Resume the pandas tutorial on updating rows and columns in dataframes, picking up right after its final line.

[Start of Document extract]

Updating rows and columns: modifying data within our dataframes

In [54]:
people = {
    "first": ['vivek', 'shashwat', 'sumit'],
    "last": ['vishal', 'verma', 'narayan'],
    "email": ['vishalviVek488@gmail.com', 'shashwatVerma@gmail.com', 'Sumit@mgmail.com']
}

In [2]:
import pandas as pd


In [55]:
df = pd.DataFrame(people)

In [56]:
df

Unnamed: 0,first,last,email
0,vivek,vishal,vishalviVek488@gmail.com
1,shashwat,verma,shashwatVerma@gmail.com
2,sumit,narayan,Sumit@mgmail.com


In [5]:
df.columns

Index(['first', 'last', 'email'], dtype='object')

[End of Document extract]
[Start of Record set]

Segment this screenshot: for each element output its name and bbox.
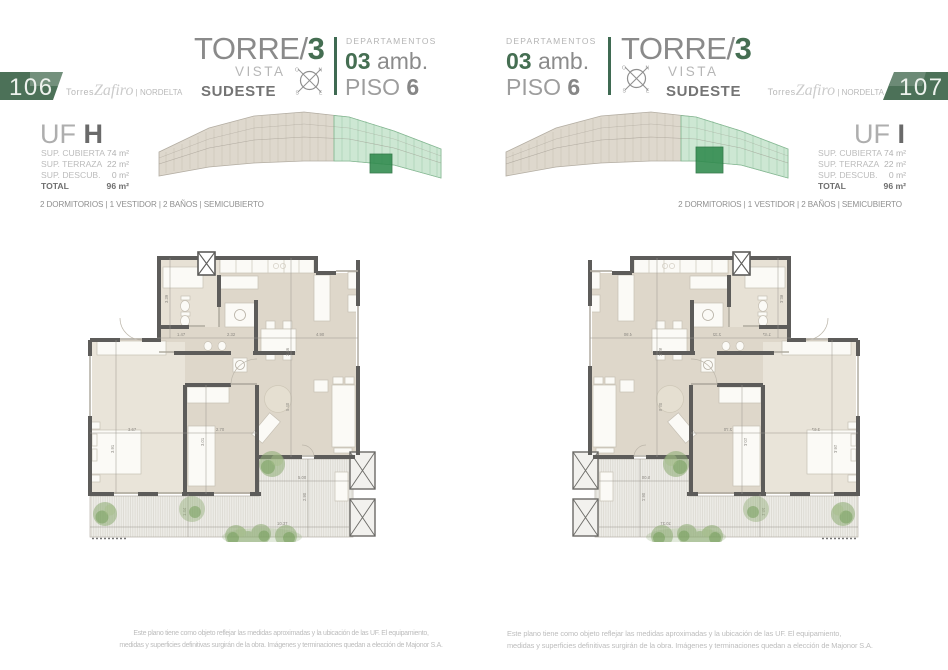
- svg-text:E: E: [319, 91, 323, 96]
- svg-text:N: N: [319, 68, 323, 74]
- svg-text:O: O: [295, 68, 299, 74]
- svg-text:N: N: [646, 66, 650, 72]
- svg-text:O: O: [622, 66, 626, 72]
- svg-text:E: E: [646, 89, 650, 94]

[End of Record set]

_Result of the task_.
### Updating columns

In [6]:
df.columns = ['first name', 'last name', 'email']

In [7]:
df

Unnamed: 0,first name,last name,email
0,vivek,vishal,vishalvivek488@gmail.com
1,shashwat,verma,shashwatverma@gmail.com
2,sumit,narayan,sumit@mgmail.com


In [8]:
df.columns = [x.upper() for x in df.columns]

In [9]:
df

Unnamed: 0,FIRST NAME,LAST NAME,EMAIL
0,vivek,vishal,vishalvivek488@gmail.com
1,shashwat,verma,shashwatverma@gmail.com
2,sumit,narayan,sumit@mgmail.com


In [10]:
df.columns = df.columns.str.replace(' ', '_')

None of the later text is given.